EXERCISE GOAL >> Quote the listing below in full and exactly as written, but omit every picture.

SUPPLIED RECORDS >>
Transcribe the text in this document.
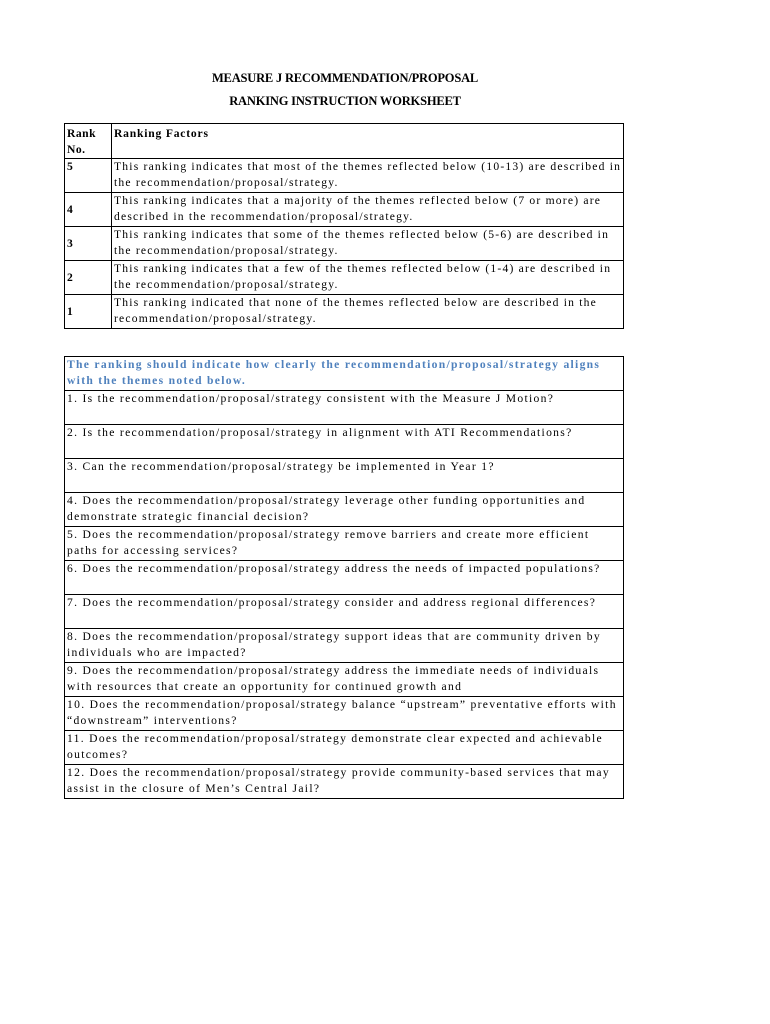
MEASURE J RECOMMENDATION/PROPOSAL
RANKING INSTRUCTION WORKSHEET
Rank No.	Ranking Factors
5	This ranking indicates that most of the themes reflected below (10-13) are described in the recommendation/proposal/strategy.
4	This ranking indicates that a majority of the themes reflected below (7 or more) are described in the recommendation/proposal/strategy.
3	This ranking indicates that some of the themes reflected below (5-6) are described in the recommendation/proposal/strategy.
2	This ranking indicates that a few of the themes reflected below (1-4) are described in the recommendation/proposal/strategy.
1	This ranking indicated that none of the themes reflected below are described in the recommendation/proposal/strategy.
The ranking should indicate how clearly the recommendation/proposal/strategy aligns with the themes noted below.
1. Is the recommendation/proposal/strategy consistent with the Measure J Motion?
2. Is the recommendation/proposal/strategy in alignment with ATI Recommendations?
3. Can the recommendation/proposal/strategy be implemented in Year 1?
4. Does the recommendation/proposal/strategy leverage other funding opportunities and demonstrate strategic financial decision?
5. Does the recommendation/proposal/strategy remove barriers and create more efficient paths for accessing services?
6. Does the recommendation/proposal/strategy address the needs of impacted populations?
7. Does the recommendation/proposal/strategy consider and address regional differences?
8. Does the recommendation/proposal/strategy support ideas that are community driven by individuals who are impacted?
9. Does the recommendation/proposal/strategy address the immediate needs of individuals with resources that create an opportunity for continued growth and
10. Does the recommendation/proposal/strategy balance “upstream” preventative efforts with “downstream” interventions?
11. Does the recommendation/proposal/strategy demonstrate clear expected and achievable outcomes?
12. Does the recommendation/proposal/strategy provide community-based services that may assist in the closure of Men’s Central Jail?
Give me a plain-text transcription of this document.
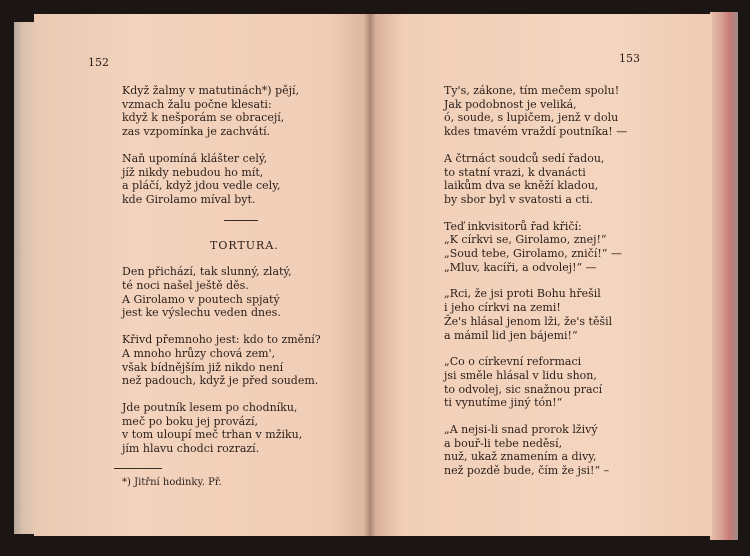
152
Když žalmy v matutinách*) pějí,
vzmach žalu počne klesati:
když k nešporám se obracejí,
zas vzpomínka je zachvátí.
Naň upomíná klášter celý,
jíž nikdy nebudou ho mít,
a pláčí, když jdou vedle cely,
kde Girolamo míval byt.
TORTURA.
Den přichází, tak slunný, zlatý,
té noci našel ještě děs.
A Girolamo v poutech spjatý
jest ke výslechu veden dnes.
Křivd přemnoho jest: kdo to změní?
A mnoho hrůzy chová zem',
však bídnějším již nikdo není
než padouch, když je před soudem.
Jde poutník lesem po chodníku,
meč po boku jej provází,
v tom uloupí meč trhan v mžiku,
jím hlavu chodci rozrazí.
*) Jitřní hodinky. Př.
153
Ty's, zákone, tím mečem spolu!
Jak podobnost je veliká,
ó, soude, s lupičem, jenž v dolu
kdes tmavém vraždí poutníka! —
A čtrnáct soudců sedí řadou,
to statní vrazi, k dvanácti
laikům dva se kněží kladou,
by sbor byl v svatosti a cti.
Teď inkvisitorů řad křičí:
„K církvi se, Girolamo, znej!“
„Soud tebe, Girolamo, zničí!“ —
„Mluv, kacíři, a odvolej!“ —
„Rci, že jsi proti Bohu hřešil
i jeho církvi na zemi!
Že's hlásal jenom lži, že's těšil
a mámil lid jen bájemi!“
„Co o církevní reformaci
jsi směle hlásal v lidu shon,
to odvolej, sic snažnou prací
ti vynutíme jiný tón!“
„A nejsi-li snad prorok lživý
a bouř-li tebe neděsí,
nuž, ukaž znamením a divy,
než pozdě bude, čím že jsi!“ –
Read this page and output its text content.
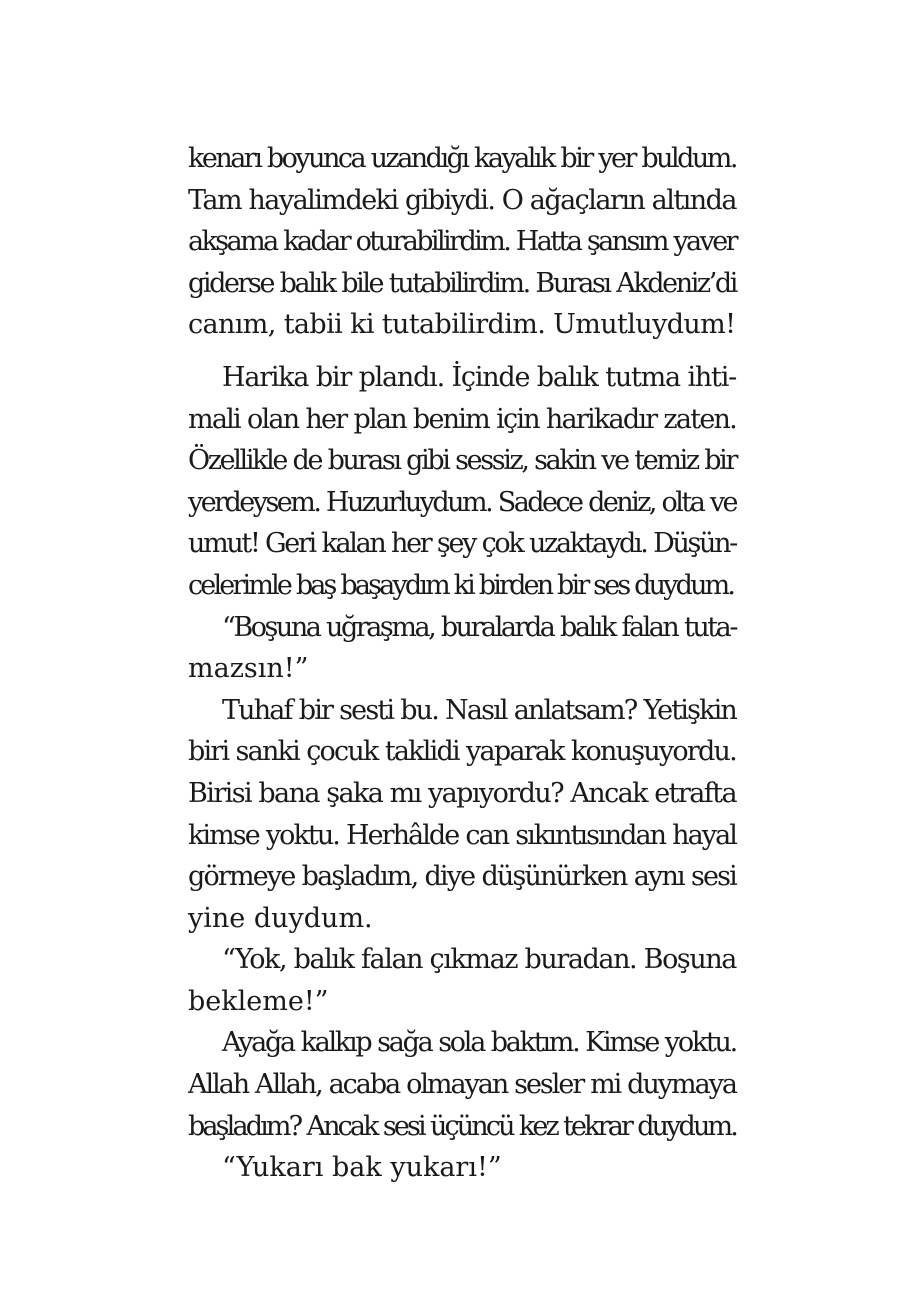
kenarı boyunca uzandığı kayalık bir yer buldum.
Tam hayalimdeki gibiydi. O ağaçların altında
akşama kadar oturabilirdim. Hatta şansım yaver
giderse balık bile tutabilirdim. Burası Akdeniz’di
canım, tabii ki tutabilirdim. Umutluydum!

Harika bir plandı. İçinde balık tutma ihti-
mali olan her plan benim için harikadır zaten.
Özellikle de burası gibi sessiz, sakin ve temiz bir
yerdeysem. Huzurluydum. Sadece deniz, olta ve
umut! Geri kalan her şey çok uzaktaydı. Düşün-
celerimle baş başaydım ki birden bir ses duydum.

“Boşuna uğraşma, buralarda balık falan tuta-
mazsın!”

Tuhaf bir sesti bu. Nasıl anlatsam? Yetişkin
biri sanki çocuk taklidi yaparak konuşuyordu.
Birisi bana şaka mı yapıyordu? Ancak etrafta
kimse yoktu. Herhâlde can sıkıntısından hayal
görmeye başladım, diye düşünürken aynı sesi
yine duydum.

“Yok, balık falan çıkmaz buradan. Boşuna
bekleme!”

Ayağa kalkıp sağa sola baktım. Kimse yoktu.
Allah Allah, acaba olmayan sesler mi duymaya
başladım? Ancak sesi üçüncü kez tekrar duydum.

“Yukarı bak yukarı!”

SOLUTION TO THIS EXERCISE >>
Transcribe the text in this document.
MEASURE J RECOMMENDATION/PROPOSAL
RANKING INSTRUCTION WORKSHEET
Rank No.	Ranking Factors
5	This ranking indicates that most of the themes reflected below (10-13) are described in the recommendation/proposal/strategy.
4	This ranking indicates that a majority of the themes reflected below (7 or more) are described in the recommendation/proposal/strategy.
3	This ranking indicates that some of the themes reflected below (5-6) are described in the recommendation/proposal/strategy.
2	This ranking indicates that a few of the themes reflected below (1-4) are described in the recommendation/proposal/strategy.
1	This ranking indicated that none of the themes reflected below are described in the recommendation/proposal/strategy.
The ranking should indicate how clearly the recommendation/proposal/strategy aligns with the themes noted below.
1. Is the recommendation/proposal/strategy consistent with the Measure J Motion?
2. Is the recommendation/proposal/strategy in alignment with ATI Recommendations?
3. Can the recommendation/proposal/strategy be implemented in Year 1?
4. Does the recommendation/proposal/strategy leverage other funding opportunities and demonstrate strategic financial decision?
5. Does the recommendation/proposal/strategy remove barriers and create more efficient paths for accessing services?
6. Does the recommendation/proposal/strategy address the needs of impacted populations?
7. Does the recommendation/proposal/strategy consider and address regional differences?
8. Does the recommendation/proposal/strategy support ideas that are community driven by individuals who are impacted?
9. Does the recommendation/proposal/strategy address the immediate needs of individuals with resources that create an opportunity for continued growth and
10. Does the recommendation/proposal/strategy balance “upstream” preventative efforts with “downstream” interventions?
11. Does the recommendation/proposal/strategy demonstrate clear expected and achievable outcomes?
12. Does the recommendation/proposal/strategy provide community-based services that may assist in the closure of Men’s Central Jail?
Give me a plain-text transcription of this document.
152
Když žalmy v matutinách*) pějí,
vzmach žalu počne klesati:
když k nešporám se obracejí,
zas vzpomínka je zachvátí.
Naň upomíná klášter celý,
jíž nikdy nebudou ho mít,
a pláčí, když jdou vedle cely,
kde Girolamo míval byt.
TORTURA.
Den přichází, tak slunný, zlatý,
té noci našel ještě děs.
A Girolamo v poutech spjatý
jest ke výslechu veden dnes.
Křivd přemnoho jest: kdo to změní?
A mnoho hrůzy chová zem',
však bídnějším již nikdo není
než padouch, když je před soudem.
Jde poutník lesem po chodníku,
meč po boku jej provází,
v tom uloupí meč trhan v mžiku,
jím hlavu chodci rozrazí.
*) Jitřní hodinky. Př.
153
Ty's, zákone, tím mečem spolu!
Jak podobnost je veliká,
ó, soude, s lupičem, jenž v dolu
kdes tmavém vraždí poutníka! —
A čtrnáct soudců sedí řadou,
to statní vrazi, k dvanácti
laikům dva se kněží kladou,
by sbor byl v svatosti a cti.
Teď inkvisitorů řad křičí:
„K církvi se, Girolamo, znej!“
„Soud tebe, Girolamo, zničí!“ —
„Mluv, kacíři, a odvolej!“ —
„Rci, že jsi proti Bohu hřešil
i jeho církvi na zemi!
Že's hlásal jenom lži, že's těšil
a mámil lid jen bájemi!“
„Co o církevní reformaci
jsi směle hlásal v lidu shon,
to odvolej, sic snažnou prací
ti vynutíme jiný tón!“
„A nejsi-li snad prorok lživý
a bouř-li tebe neděsí,
nuž, ukaž znamením a divy,
než pozdě bude, čím že jsi!“ –
Read this page and output its text content.
kenarı boyunca uzandığı kayalık bir yer buldum.
Tam hayalimdeki gibiydi. O ağaçların altında
akşama kadar oturabilirdim. Hatta şansım yaver
giderse balık bile tutabilirdim. Burası Akdeniz’di
canım, tabii ki tutabilirdim. Umutluydum!

Harika bir plandı. İçinde balık tutma ihti-
mali olan her plan benim için harikadır zaten.
Özellikle de burası gibi sessiz, sakin ve temiz bir
yerdeysem. Huzurluydum. Sadece deniz, olta ve
umut! Geri kalan her şey çok uzaktaydı. Düşün-
celerimle baş başaydım ki birden bir ses duydum.

“Boşuna uğraşma, buralarda balık falan tuta-
mazsın!”

Tuhaf bir sesti bu. Nasıl anlatsam? Yetişkin
biri sanki çocuk taklidi yaparak konuşuyordu.
Birisi bana şaka mı yapıyordu? Ancak etrafta
kimse yoktu. Herhâlde can sıkıntısından hayal
görmeye başladım, diye düşünürken aynı sesi
yine duydum.

“Yok, balık falan çıkmaz buradan. Boşuna
bekleme!”

Ayağa kalkıp sağa sola baktım. Kimse yoktu.
Allah Allah, acaba olmayan sesler mi duymaya
başladım? Ancak sesi üçüncü kez tekrar duydum.

“Yukarı bak yukarı!”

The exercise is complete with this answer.